YOUR GOAL –
Pictures stay out of the copy; restate everything else in the material exactly.

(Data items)
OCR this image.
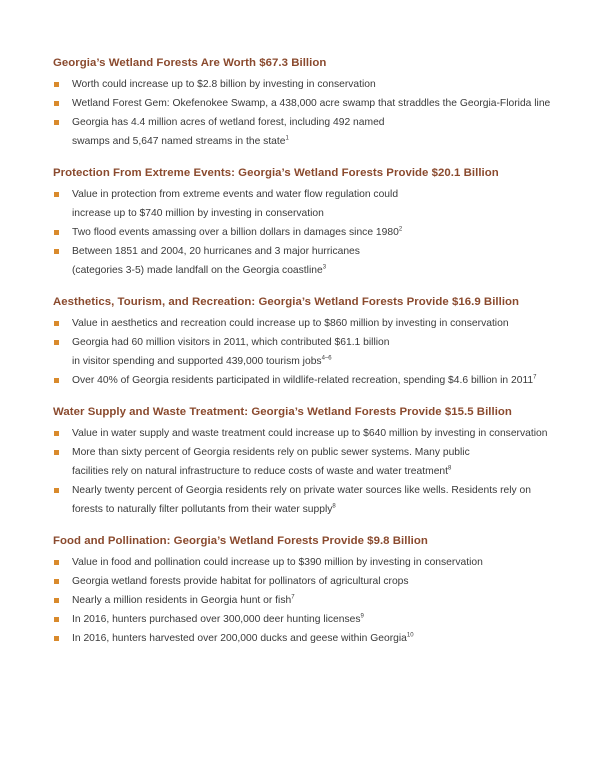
Georgia’s Wetland Forests Are Worth $67.3 Billion
Worth could increase up to $2.8 billion by investing in conservation
Wetland Forest Gem: Okefenokee Swamp, a 438,000 acre swamp that straddles the Georgia-Florida line
Georgia has 4.4 million acres of wetland forest, including 492 named
swamps and 5,647 named streams in the state$^1$
Protection From Extreme Events: Georgia’s Wetland Forests Provide $20.1 Billion
Value in protection from extreme events and water flow regulation could
increase up to $740 million by investing in conservation
Two flood events amassing over a billion dollars in damages since 1980$^2$
Between 1851 and 2004, 20 hurricanes and 3 major hurricanes
(categories 3-5) made landfall on the Georgia coastline$^3$
Aesthetics, Tourism, and Recreation: Georgia’s Wetland Forests Provide $16.9 Billion
Value in aesthetics and recreation could increase up to $860 million by investing in conservation
Georgia had 60 million visitors in 2011, which contributed $61.1 billion
in visitor spending and supported 439,000 tourism jobs$^{4-6}$
Over 40% of Georgia residents participated in wildlife-related recreation, spending $4.6 billion in 2011$^7$
Water Supply and Waste Treatment: Georgia’s Wetland Forests Provide $15.5 Billion
Value in water supply and waste treatment could increase up to $640 million by investing in conservation
More than sixty percent of Georgia residents rely on public sewer systems. Many public
facilities rely on natural infrastructure to reduce costs of waste and water treatment$^8$
Nearly twenty percent of Georgia residents rely on private water sources like wells. Residents rely on
forests to naturally filter pollutants from their water supply$^8$
Food and Pollination: Georgia’s Wetland Forests Provide $9.8 Billion
Value in food and pollination could increase up to $390 million by investing in conservation
Georgia wetland forests provide habitat for pollinators of agricultural crops
Nearly a million residents in Georgia hunt or fish$^7$
In 2016, hunters purchased over 300,000 deer hunting licenses$^9$
In 2016, hunters harvested over 200,000 ducks and geese within Georgia$^{10}$
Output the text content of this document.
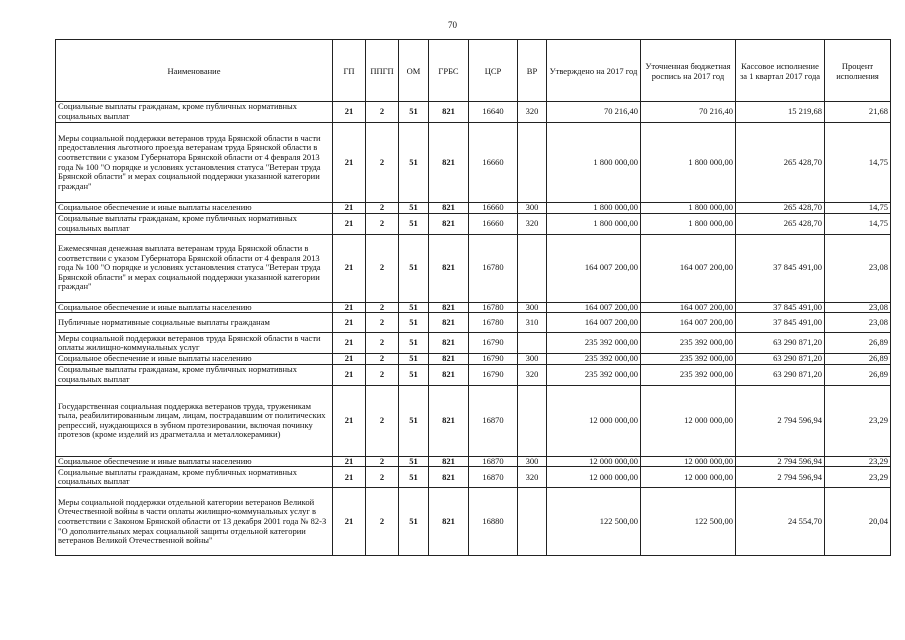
70
Наименование	ГП	ППГП	ОМ	ГРБС	ЦСР	ВР	Утверждено на 2017 год	Уточненная бюджетная роспись на 2017 год	Кассовое исполнение за 1 квартал 2017 года	Процент исполнения
Социальные выплаты гражданам, кроме публичных нормативных социальных выплат	21	2	51	821	16640	320	70 216,40	70 216,40	15 219,68	21,68
Меры социальной поддержки ветеранов труда Брянской области в части предоставления льготного проезда ветеранам труда Брянской области в соответствии с указом Губернатора Брянской области от 4 февраля 2013 года № 100 "О порядке и условиях установления статуса "Ветеран труда Брянской области" и мерах социальной поддержки указанной категории граждан"	21	2	51	821	16660		1 800 000,00	1 800 000,00	265 428,70	14,75
Социальное обеспечение и иные выплаты населению	21	2	51	821	16660	300	1 800 000,00	1 800 000,00	265 428,70	14,75
Социальные выплаты гражданам, кроме публичных нормативных социальных выплат	21	2	51	821	16660	320	1 800 000,00	1 800 000,00	265 428,70	14,75
Ежемесячная денежная выплата ветеранам труда Брянской области в соответствии с указом Губернатора Брянской области от 4 февраля 2013 года № 100 "О порядке и условиях установления статуса "Ветеран труда Брянской области" и мерах социальной поддержки указанной категории граждан"	21	2	51	821	16780		164 007 200,00	164 007 200,00	37 845 491,00	23,08
Социальное обеспечение и иные выплаты населению	21	2	51	821	16780	300	164 007 200,00	164 007 200,00	37 845 491,00	23,08
Публичные нормативные социальные выплаты гражданам	21	2	51	821	16780	310	164 007 200,00	164 007 200,00	37 845 491,00	23,08
Меры социальной поддержки ветеранов труда Брянской области в части оплаты жилищно-коммунальных услуг	21	2	51	821	16790		235 392 000,00	235 392 000,00	63 290 871,20	26,89
Социальное обеспечение и иные выплаты населению	21	2	51	821	16790	300	235 392 000,00	235 392 000,00	63 290 871,20	26,89
Социальные выплаты гражданам, кроме публичных нормативных социальных выплат	21	2	51	821	16790	320	235 392 000,00	235 392 000,00	63 290 871,20	26,89
Государственная социальная поддержка ветеранов труда, труженикам тыла, реабилитированным лицам, лицам, пострадавшим от политических репрессий, нуждающихся в зубном протезировании, включая починку протезов (кроме изделий из драгметалла и металлокерамики)	21	2	51	821	16870		12 000 000,00	12 000 000,00	2 794 596,94	23,29
Социальное обеспечение и иные выплаты населению	21	2	51	821	16870	300	12 000 000,00	12 000 000,00	2 794 596,94	23,29
Социальные выплаты гражданам, кроме публичных нормативных социальных выплат	21	2	51	821	16870	320	12 000 000,00	12 000 000,00	2 794 596,94	23,29
Меры социальной поддержки отдельной категории ветеранов Великой Отечественной войны в части оплаты жилищно-коммунальных услуг в соответствии с Законом Брянской области от 13 декабря 2001 года № 82-З "О дополнительных мерах социальной защиты отдельной категории ветеранов Великой Отечественной войны"	21	2	51	821	16880		122 500,00	122 500,00	24 554,70	20,04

WRITTEN RESPONSE –
OCR this image.
Georgia’s Wetland Forests Are Worth $67.3 Billion
Worth could increase up to $2.8 billion by investing in conservation
Wetland Forest Gem: Okefenokee Swamp, a 438,000 acre swamp that straddles the Georgia-Florida line
Georgia has 4.4 million acres of wetland forest, including 492 named
swamps and 5,647 named streams in the state$^1$
Protection From Extreme Events: Georgia’s Wetland Forests Provide $20.1 Billion
Value in protection from extreme events and water flow regulation could
increase up to $740 million by investing in conservation
Two flood events amassing over a billion dollars in damages since 1980$^2$
Between 1851 and 2004, 20 hurricanes and 3 major hurricanes
(categories 3-5) made landfall on the Georgia coastline$^3$
Aesthetics, Tourism, and Recreation: Georgia’s Wetland Forests Provide $16.9 Billion
Value in aesthetics and recreation could increase up to $860 million by investing in conservation
Georgia had 60 million visitors in 2011, which contributed $61.1 billion
in visitor spending and supported 439,000 tourism jobs$^{4-6}$
Over 40% of Georgia residents participated in wildlife-related recreation, spending $4.6 billion in 2011$^7$
Water Supply and Waste Treatment: Georgia’s Wetland Forests Provide $15.5 Billion
Value in water supply and waste treatment could increase up to $640 million by investing in conservation
More than sixty percent of Georgia residents rely on public sewer systems. Many public
facilities rely on natural infrastructure to reduce costs of waste and water treatment$^8$
Nearly twenty percent of Georgia residents rely on private water sources like wells. Residents rely on
forests to naturally filter pollutants from their water supply$^8$
Food and Pollination: Georgia’s Wetland Forests Provide $9.8 Billion
Value in food and pollination could increase up to $390 million by investing in conservation
Georgia wetland forests provide habitat for pollinators of agricultural crops
Nearly a million residents in Georgia hunt or fish$^7$
In 2016, hunters purchased over 300,000 deer hunting licenses$^9$
In 2016, hunters harvested over 200,000 ducks and geese within Georgia$^{10}$
Output the text content of this document.
70
Наименование	ГП	ППГП	ОМ	ГРБС	ЦСР	ВР	Утверждено на 2017 год	Уточненная бюджетная роспись на 2017 год	Кассовое исполнение за 1 квартал 2017 года	Процент исполнения
Социальные выплаты гражданам, кроме публичных нормативных социальных выплат	21	2	51	821	16640	320	70 216,40	70 216,40	15 219,68	21,68
Меры социальной поддержки ветеранов труда Брянской области в части предоставления льготного проезда ветеранам труда Брянской области в соответствии с указом Губернатора Брянской области от 4 февраля 2013 года № 100 "О порядке и условиях установления статуса "Ветеран труда Брянской области" и мерах социальной поддержки указанной категории граждан"	21	2	51	821	16660		1 800 000,00	1 800 000,00	265 428,70	14,75
Социальное обеспечение и иные выплаты населению	21	2	51	821	16660	300	1 800 000,00	1 800 000,00	265 428,70	14,75
Социальные выплаты гражданам, кроме публичных нормативных социальных выплат	21	2	51	821	16660	320	1 800 000,00	1 800 000,00	265 428,70	14,75
Ежемесячная денежная выплата ветеранам труда Брянской области в соответствии с указом Губернатора Брянской области от 4 февраля 2013 года № 100 "О порядке и условиях установления статуса "Ветеран труда Брянской области" и мерах социальной поддержки указанной категории граждан"	21	2	51	821	16780		164 007 200,00	164 007 200,00	37 845 491,00	23,08
Социальное обеспечение и иные выплаты населению	21	2	51	821	16780	300	164 007 200,00	164 007 200,00	37 845 491,00	23,08
Публичные нормативные социальные выплаты гражданам	21	2	51	821	16780	310	164 007 200,00	164 007 200,00	37 845 491,00	23,08
Меры социальной поддержки ветеранов труда Брянской области в части оплаты жилищно-коммунальных услуг	21	2	51	821	16790		235 392 000,00	235 392 000,00	63 290 871,20	26,89
Социальное обеспечение и иные выплаты населению	21	2	51	821	16790	300	235 392 000,00	235 392 000,00	63 290 871,20	26,89
Социальные выплаты гражданам, кроме публичных нормативных социальных выплат	21	2	51	821	16790	320	235 392 000,00	235 392 000,00	63 290 871,20	26,89
Государственная социальная поддержка ветеранов труда, труженикам тыла, реабилитированным лицам, лицам, пострадавшим от политических репрессий, нуждающихся в зубном протезировании, включая починку протезов (кроме изделий из драгметалла и металлокерамики)	21	2	51	821	16870		12 000 000,00	12 000 000,00	2 794 596,94	23,29
Социальное обеспечение и иные выплаты населению	21	2	51	821	16870	300	12 000 000,00	12 000 000,00	2 794 596,94	23,29
Социальные выплаты гражданам, кроме публичных нормативных социальных выплат	21	2	51	821	16870	320	12 000 000,00	12 000 000,00	2 794 596,94	23,29
Меры социальной поддержки отдельной категории ветеранов Великой Отечественной войны в части оплаты жилищно-коммунальных услуг в соответствии с Законом Брянской области от 13 декабря 2001 года № 82-З "О дополнительных мерах социальной защиты отдельной категории ветеранов Великой Отечественной войны"	21	2	51	821	16880		122 500,00	122 500,00	24 554,70	20,04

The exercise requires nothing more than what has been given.